- 任务说明
能否把这篇模拟赛总结中从“显然跳跃形式一定是形如 \(l_1 \rightarrow”到“l_m \le r_m\)”这一段重新写出，并将其中的“显然”换成“不难发现”？

- 正文段落
- - -

2024/09/30 模拟赛总结

\(0+0+42+40\)，T1在写正解的时候突然比赛还有1分钟结束，然后把 freopen 注释的暴力在最后几秒交了上去

#A. 博弈

唐氏 xor-hashing，首先博弈游戏很简单，如果有一个数的出现次数是奇数则先手必胜，否则先手必败

那么先手必败的条件就是路径上所有边权都是两两配对的，即异或和为 \(0\)。那么钦定点 \(1\) 为根，求出它到每个点的异或和，用 map 存下每个和的出现次数。答案为 \({n \choose 2} - \sum {\text{mp}_i \choose 2}\)

因为边权太小，异或可能会挂掉，所以需要随机一个较大值来异或防止错误

// BLuemoon_
#include <bits/stdc++.h>

using namespace std;
using LL = long long;

const int kMaxN = 5e5 + 5;

LL cnt, s[kMaxN];
vector<pair<int, LL>> g[kMaxN];
int t, n;
map<LL, LL> h, ans;
mt19937_64 rd(time(0) + 3247 + 1508);

void DFS(int u, int fa) {
  ans[s[u]]++;
  for (auto [v, w] : g[u]) {
    if (v != fa) {
      s[v] = s[u] ^ h[w], DFS(v, u);
    }
  }
}

int main() {
  freopen("game.in", "r", stdin), freopen("game.out", "w", stdout);
  for (cin >> t; t; t--, ans.clear()) {
    cin >> n;
    for (int i = 1, u, v, w; i < n; i++) {
      cin >> u >> v >> w, g[u].push_back({v, w}), g[v].push_back({u, w}), (!h[w]) && (h[w] = rd());
    }
    s[1] = 0, DFS(1, 0), cnt = 1ll * n * (n - 1) / 2;
    for (auto [u, v] : ans) {
      cnt -= v * (v - 1) / 2;
    }
    cout << cnt << '\n';
    for (int i = 1; i <= n; i++) {
      g[i].clear();
    }
  }
  return 0;
}

#B. 跳跃

显然跳跃形式一定是形如 \(l_1 \rightarrow r_1 \rightarrow l_1 \dots l_1 \rightarrow r_2 \rightarrow l_2 \rightarrow r_2 \rightarrow l_2 \rightarrow r_3 \dots r_m \rightarrow l_m\)，其中 \(l_i \le r_1 \le l_2 \le r_2 \le \dots \le l_m \le r_m\)

- - -

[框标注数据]
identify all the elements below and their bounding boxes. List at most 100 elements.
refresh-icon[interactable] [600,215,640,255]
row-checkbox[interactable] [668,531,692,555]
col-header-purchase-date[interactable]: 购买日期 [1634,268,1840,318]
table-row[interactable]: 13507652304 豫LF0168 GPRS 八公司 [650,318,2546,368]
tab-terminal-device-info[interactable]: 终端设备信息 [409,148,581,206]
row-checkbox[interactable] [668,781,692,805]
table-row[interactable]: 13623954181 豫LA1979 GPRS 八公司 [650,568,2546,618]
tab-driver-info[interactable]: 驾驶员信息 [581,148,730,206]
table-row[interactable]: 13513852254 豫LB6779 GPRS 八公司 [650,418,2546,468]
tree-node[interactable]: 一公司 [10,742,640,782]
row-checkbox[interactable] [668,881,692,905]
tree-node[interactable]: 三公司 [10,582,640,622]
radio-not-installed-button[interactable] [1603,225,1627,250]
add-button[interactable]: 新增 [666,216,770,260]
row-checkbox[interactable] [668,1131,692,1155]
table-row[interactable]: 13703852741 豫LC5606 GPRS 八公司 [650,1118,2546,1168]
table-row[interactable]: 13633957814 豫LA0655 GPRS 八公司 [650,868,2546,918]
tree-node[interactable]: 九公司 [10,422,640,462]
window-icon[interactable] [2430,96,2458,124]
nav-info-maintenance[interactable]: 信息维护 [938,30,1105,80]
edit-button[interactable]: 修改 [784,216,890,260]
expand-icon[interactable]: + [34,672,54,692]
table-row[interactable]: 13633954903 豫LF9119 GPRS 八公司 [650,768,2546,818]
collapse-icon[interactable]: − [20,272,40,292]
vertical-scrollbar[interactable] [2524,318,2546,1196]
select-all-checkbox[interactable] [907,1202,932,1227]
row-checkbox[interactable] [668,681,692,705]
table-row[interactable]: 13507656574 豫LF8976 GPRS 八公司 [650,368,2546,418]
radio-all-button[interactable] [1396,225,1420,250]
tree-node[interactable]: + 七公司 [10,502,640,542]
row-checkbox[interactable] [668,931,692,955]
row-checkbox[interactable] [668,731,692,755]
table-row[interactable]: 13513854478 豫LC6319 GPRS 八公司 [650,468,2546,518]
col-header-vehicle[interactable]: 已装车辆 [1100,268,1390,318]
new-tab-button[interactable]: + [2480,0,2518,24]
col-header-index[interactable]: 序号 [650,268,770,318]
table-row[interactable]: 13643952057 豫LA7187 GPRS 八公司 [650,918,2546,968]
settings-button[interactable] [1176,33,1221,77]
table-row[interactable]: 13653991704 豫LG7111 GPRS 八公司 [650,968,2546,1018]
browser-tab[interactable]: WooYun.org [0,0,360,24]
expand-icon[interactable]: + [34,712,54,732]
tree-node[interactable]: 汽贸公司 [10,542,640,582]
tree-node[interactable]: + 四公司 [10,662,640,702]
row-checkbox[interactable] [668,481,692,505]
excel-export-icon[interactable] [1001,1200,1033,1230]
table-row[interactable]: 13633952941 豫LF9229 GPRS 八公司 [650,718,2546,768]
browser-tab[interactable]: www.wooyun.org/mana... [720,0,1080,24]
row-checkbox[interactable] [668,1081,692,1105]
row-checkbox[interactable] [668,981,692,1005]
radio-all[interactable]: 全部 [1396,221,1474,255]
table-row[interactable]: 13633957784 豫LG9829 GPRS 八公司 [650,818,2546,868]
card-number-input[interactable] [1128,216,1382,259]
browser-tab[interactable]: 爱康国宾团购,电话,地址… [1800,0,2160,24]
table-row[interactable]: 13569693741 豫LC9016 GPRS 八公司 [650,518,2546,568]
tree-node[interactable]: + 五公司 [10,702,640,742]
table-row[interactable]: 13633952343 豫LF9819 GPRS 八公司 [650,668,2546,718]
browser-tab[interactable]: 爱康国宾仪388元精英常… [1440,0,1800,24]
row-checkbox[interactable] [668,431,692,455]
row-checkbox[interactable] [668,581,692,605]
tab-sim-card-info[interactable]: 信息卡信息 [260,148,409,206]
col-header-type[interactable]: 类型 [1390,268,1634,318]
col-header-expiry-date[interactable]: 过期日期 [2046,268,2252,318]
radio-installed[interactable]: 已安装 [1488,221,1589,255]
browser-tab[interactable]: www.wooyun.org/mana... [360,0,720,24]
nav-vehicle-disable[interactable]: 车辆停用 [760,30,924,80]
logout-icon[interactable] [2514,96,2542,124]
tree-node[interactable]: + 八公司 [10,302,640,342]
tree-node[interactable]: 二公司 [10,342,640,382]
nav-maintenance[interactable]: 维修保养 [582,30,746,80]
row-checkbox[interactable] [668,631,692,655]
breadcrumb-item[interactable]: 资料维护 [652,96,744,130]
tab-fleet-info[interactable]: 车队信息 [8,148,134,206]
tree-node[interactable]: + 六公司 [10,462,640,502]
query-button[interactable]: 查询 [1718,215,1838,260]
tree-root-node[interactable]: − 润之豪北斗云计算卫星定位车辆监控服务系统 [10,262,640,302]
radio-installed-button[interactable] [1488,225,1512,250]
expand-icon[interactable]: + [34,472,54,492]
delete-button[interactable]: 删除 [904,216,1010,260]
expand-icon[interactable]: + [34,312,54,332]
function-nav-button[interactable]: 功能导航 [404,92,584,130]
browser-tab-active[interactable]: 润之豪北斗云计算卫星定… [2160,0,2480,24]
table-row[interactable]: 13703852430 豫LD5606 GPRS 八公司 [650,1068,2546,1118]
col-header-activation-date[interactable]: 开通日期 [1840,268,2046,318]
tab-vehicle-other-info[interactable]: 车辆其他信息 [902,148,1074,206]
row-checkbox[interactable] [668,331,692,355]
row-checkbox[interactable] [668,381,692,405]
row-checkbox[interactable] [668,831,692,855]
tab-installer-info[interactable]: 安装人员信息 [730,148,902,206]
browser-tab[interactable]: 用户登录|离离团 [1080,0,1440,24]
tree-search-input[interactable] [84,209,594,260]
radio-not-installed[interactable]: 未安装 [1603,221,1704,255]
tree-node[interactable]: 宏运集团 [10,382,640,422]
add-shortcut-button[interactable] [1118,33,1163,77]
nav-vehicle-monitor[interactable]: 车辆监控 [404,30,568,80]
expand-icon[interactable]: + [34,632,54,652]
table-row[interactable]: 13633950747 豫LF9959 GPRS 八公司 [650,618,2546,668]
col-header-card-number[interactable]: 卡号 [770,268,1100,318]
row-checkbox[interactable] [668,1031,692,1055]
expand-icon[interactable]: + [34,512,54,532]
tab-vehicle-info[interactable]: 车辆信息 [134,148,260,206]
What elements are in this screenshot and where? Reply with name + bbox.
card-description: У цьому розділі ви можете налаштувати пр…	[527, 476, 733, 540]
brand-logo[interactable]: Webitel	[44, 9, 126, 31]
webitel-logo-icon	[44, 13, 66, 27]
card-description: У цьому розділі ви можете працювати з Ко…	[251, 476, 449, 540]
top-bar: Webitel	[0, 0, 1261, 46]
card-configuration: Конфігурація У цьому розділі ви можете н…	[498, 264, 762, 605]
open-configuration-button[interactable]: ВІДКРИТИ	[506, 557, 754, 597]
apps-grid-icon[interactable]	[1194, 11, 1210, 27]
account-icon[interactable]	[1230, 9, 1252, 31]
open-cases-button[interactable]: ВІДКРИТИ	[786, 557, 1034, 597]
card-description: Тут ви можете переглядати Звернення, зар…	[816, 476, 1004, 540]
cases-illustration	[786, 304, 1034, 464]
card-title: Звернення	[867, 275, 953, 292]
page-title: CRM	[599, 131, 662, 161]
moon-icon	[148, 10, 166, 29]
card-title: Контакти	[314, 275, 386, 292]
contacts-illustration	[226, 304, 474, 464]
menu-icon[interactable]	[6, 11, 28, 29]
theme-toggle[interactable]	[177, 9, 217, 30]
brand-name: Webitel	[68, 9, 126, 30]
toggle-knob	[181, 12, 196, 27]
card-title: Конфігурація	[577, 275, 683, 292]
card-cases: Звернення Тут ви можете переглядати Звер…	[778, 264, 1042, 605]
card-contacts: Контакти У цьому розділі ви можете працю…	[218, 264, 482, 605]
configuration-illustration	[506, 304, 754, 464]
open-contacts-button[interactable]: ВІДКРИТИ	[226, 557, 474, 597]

- - -

- 练习结果
不难发现跳跃形式一定是形如 \(l_1 \rightarrow r_1 \rightarrow l_1 \dots l_1 \rightarrow r_2 \rightarrow l_2 \rightarrow r_2 \rightarrow l_2 \rightarrow r_3 \dots r_m \rightarrow l_m\)，其中 \(l_i \le r_1 \le l_2 \le r_2 \le \dots \le l_m \le r_m\)